━━━ Records for this exercise

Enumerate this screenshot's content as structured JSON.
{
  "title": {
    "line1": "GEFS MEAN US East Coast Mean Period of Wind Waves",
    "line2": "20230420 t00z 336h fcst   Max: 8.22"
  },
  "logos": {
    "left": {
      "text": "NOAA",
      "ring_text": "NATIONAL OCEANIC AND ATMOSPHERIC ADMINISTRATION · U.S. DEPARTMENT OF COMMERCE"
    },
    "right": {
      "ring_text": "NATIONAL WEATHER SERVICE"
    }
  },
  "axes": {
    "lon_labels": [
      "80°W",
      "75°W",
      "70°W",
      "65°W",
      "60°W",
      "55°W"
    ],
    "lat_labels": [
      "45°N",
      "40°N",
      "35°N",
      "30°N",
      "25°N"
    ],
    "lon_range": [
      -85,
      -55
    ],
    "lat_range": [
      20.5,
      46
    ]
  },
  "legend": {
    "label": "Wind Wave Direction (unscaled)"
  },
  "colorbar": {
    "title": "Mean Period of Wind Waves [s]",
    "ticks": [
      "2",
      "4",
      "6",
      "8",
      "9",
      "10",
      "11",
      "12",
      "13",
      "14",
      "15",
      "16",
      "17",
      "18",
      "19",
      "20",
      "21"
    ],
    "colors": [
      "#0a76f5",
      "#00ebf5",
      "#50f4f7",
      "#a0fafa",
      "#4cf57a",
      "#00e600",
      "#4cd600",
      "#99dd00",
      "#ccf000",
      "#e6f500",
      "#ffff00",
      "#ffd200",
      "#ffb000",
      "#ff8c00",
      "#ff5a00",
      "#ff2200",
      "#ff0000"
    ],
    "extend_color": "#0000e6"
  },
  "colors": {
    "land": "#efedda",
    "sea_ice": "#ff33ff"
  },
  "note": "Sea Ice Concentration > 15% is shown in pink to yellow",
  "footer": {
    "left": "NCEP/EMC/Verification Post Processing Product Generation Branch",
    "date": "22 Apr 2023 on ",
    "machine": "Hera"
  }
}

━━━━━━

* Exercise instructions: Reproduce every record, matching each line exactly.

* Solution to the exercise:
Enumerate this screenshot's content as structured JSON.
{
  "title": {
    "line1": "GEFS MEAN US East Coast Mean Period of Wind Waves",
    "line2": "20230420 t00z 336h fcst   Max: 8.22"
  },
  "logos": {
    "left": {
      "text": "NOAA",
      "ring_text": "NATIONAL OCEANIC AND ATMOSPHERIC ADMINISTRATION · U.S. DEPARTMENT OF COMMERCE"
    },
    "right": {
      "ring_text": "NATIONAL WEATHER SERVICE"
    }
  },
  "axes": {
    "lon_labels": [
      "80°W",
      "75°W",
      "70°W",
      "65°W",
      "60°W",
      "55°W"
    ],
    "lat_labels": [
      "45°N",
      "40°N",
      "35°N",
      "30°N",
      "25°N"
    ],
    "lon_range": [
      -85,
      -55
    ],
    "lat_range": [
      20.5,
      46
    ]
  },
  "legend": {
    "label": "Wind Wave Direction (unscaled)"
  },
  "colorbar": {
    "title": "Mean Period of Wind Waves [s]",
    "ticks": [
      "2",
      "4",
      "6",
      "8",
      "9",
      "10",
      "11",
      "12",
      "13",
      "14",
      "15",
      "16",
      "17",
      "18",
      "19",
      "20",
      "21"
    ],
    "colors": [
      "#0a76f5",
      "#00ebf5",
      "#50f4f7",
      "#a0fafa",
      "#4cf57a",
      "#00e600",
      "#4cd600",
      "#99dd00",
      "#ccf000",
      "#e6f500",
      "#ffff00",
      "#ffd200",
      "#ffb000",
      "#ff8c00",
      "#ff5a00",
      "#ff2200",
      "#ff0000"
    ],
    "extend_color": "#0000e6"
  },
  "colors": {
    "land": "#efedda",
    "sea_ice": "#ff33ff"
  },
  "note": "Sea Ice Concentration > 15% is shown in pink to yellow",
  "footer": {
    "left": "NCEP/EMC/Verification Post Processing Product Generation Branch",
    "date": "22 Apr 2023 on ",
    "machine": "Hera"
  }
}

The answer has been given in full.